**Exercise instructions:**
Locate the line that contains "Extract the structured" in the entries below. Retype it and all following lines through the final one, character for character.

**Given data:**
• • • • •

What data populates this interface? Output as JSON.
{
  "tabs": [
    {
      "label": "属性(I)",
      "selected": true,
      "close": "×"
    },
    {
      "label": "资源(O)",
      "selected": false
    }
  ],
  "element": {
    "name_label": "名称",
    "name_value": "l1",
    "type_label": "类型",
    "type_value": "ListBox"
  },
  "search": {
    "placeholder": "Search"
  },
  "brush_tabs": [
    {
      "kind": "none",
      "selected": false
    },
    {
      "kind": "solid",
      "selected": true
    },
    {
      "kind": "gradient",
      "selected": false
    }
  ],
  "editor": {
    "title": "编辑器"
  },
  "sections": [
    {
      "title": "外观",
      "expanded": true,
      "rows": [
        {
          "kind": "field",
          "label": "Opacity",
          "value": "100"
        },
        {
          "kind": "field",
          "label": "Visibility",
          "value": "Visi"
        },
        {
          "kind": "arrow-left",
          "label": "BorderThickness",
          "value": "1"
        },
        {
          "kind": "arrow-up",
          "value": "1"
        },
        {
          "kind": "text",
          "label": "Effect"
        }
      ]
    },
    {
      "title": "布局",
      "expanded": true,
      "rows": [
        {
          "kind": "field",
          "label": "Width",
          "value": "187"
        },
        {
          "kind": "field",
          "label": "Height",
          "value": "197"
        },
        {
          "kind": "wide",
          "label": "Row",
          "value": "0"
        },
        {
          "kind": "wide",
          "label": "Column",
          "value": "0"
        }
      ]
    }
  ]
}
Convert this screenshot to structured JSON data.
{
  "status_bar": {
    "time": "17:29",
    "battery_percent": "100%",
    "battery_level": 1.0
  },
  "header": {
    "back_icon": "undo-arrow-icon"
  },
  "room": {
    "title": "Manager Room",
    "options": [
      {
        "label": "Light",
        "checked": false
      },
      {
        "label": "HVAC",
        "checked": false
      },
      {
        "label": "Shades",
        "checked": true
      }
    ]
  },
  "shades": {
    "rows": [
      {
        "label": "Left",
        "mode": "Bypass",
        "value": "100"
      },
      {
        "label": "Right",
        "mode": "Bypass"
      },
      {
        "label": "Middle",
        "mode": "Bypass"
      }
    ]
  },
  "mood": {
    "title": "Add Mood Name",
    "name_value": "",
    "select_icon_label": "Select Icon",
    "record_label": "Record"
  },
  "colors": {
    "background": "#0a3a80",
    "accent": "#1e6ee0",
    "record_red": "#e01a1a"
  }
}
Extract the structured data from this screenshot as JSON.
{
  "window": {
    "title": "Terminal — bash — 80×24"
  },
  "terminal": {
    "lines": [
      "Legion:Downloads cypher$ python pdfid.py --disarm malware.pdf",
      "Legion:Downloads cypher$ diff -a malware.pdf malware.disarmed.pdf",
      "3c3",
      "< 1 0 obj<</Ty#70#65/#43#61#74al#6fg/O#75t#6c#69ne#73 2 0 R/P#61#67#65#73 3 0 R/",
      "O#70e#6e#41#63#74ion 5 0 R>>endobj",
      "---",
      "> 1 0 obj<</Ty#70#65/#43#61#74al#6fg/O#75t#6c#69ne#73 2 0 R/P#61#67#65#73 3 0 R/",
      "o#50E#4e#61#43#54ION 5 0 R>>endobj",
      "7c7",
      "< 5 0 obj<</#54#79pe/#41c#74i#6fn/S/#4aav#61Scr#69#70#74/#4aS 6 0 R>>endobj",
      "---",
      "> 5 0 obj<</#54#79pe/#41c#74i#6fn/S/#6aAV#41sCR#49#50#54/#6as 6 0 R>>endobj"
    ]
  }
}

• • • • •

**Task response:**
Extract the structured data from this screenshot as JSON.
{
  "window": {
    "title": "Terminal — bash — 80×24"
  },
  "terminal": {
    "lines": [
      "Legion:Downloads cypher$ python pdfid.py --disarm malware.pdf",
      "Legion:Downloads cypher$ diff -a malware.pdf malware.disarmed.pdf",
      "3c3",
      "< 1 0 obj<</Ty#70#65/#43#61#74al#6fg/O#75t#6c#69ne#73 2 0 R/P#61#67#65#73 3 0 R/",
      "O#70e#6e#41#63#74ion 5 0 R>>endobj",
      "---",
      "> 1 0 obj<</Ty#70#65/#43#61#74al#6fg/O#75t#6c#69ne#73 2 0 R/P#61#67#65#73 3 0 R/",
      "o#50E#4e#61#43#54ION 5 0 R>>endobj",
      "7c7",
      "< 5 0 obj<</#54#79pe/#41c#74i#6fn/S/#4aav#61Scr#69#70#74/#4aS 6 0 R>>endobj",
      "---",
      "> 5 0 obj<</#54#79pe/#41c#74i#6fn/S/#6aAV#41sCR#49#50#54/#6as 6 0 R>>endobj"
    ]
  }
}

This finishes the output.